_Task statement_
Resume the passage on the G-Police video game and its sequel, carrying on after its final sentence.

_Provided text_
##############################

G-Police was a runner-up for Computer Gaming Worlds 1997 "Action Game of the Year" award, which ultimately went to Quake II. The editors called G-Police "the most beautiful" action nominee that year, but wrote that it lost its chance due to the lack of multiplayer gameplay.

==Sequel==

G-Police: Weapons of Justice is the sequel to G-Police, released in 1999 for the PlayStation. The game depicts the aftermath of the conflict between the G-Police and Nanosoft, which involves initial battles with gangs attempting to take advantage of the colony's instability. Later, another war arises between the G-Police and a power hungry leader of Earth's forces, originally sent to assist the G-Police against the gangs. The game features additional vehicles: a VTOL spacecraft, an armoured personnel carrier and the "Raptor"—a mech with the ability to leap airborne. The game received similar reviews to the original game: IGN praised its well-crafted gameplay, story and sound, while GameSpot considered the controls awkward and the missions and setting repetitive. The graphics again received a mixed reception: IGN praised the attention to detail but criticised the poor draw distance, as did GameSpot.

##############################

_Exercise data_

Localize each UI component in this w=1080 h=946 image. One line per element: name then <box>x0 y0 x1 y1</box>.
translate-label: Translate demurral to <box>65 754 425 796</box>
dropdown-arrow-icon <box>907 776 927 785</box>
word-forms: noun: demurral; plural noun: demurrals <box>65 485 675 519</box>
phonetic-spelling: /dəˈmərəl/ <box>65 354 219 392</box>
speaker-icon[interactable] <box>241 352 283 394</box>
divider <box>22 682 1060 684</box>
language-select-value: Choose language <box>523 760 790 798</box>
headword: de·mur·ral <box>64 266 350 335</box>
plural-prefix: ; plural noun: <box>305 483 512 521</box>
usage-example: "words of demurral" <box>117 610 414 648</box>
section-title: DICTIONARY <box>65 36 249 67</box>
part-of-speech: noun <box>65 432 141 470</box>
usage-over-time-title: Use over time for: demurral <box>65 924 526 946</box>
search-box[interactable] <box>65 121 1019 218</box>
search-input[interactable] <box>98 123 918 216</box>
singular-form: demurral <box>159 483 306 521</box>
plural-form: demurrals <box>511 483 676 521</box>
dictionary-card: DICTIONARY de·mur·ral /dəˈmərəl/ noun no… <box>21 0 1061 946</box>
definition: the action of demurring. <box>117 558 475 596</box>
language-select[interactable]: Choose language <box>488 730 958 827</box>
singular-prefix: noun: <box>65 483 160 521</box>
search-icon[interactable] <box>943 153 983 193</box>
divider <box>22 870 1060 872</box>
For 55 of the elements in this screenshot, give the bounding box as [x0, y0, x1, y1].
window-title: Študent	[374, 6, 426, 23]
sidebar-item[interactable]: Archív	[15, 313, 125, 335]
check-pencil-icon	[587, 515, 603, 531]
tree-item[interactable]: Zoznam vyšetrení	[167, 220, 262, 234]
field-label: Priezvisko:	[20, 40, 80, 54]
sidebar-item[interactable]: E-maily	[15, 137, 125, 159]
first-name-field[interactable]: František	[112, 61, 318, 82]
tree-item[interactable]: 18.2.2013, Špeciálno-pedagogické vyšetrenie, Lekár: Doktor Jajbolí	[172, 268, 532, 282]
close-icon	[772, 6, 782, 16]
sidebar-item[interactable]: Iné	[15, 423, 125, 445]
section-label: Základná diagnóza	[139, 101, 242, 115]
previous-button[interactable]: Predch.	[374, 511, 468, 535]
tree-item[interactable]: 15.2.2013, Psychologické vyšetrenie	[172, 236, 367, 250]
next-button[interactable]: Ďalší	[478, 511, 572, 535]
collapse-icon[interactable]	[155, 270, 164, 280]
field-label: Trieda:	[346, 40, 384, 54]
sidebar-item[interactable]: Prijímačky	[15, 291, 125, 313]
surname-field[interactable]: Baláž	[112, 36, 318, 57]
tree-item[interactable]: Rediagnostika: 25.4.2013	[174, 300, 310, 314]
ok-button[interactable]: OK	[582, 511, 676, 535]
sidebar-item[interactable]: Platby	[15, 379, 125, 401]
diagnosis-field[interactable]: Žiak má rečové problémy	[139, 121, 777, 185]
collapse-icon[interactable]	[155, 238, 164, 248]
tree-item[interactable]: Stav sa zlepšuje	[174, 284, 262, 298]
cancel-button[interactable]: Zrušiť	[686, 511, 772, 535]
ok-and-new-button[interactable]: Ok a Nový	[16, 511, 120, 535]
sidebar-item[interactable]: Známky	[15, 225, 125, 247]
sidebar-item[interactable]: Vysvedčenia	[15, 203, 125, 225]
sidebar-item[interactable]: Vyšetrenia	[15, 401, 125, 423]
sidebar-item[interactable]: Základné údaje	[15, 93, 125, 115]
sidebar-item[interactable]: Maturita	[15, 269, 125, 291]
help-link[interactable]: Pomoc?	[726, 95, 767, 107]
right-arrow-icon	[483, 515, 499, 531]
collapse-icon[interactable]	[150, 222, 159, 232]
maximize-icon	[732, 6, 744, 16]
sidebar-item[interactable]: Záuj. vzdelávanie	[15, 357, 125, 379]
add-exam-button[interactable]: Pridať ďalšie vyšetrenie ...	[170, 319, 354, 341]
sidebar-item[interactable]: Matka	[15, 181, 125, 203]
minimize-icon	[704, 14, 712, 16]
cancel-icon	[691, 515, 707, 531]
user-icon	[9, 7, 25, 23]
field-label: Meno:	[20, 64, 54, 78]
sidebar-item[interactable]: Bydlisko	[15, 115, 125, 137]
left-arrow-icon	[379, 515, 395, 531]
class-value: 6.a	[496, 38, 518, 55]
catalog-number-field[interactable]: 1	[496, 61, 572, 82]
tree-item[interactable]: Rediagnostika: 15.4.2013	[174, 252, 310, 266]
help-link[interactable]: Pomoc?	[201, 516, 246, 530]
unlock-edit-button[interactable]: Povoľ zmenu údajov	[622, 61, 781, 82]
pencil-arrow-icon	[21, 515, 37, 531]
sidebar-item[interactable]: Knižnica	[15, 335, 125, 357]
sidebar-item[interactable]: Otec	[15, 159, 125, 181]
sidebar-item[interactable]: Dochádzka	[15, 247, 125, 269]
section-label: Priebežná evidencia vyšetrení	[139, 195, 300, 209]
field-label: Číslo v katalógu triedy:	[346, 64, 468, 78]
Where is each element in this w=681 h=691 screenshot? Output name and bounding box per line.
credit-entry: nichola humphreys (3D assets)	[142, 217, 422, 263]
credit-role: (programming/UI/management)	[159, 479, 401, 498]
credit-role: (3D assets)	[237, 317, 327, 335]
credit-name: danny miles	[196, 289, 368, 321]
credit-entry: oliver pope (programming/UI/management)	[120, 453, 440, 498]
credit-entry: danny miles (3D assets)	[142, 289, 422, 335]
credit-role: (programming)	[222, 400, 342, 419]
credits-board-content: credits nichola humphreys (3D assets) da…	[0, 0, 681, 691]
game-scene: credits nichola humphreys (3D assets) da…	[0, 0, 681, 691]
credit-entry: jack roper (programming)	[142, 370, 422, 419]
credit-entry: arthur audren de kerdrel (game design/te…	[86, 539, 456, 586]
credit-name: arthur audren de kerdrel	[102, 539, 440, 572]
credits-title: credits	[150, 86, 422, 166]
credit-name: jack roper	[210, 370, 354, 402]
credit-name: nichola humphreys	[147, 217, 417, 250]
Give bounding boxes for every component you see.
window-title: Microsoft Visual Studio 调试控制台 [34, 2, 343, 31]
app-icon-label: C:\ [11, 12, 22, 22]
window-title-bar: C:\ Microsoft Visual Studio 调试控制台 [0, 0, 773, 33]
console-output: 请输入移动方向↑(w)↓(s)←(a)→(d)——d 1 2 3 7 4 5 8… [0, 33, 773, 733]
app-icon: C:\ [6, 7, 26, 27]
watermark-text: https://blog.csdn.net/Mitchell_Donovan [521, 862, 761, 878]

##############################

_Result of this task_
In 2001, a rumoured sequel for the PlayStation 2 was reported. The rumours later proved false. While Sony contemplated the notion of a G-Police game for the PlayStation 2, they decided that, because G-Police was not as successful as other games, Psygnosis (which had since been renamed Studio Liverpool) would instead concentrate on the Formula 1 and Wipeout franchises. Furthermore, the development team responsible for G-Police and Weapons of Justice had moved on to other ventures. In 2007, G-Police was made available for download on PlayStation 3. Computer and Video Games noted that the graphics looked poor by current standards but deemed it still enjoyable to play.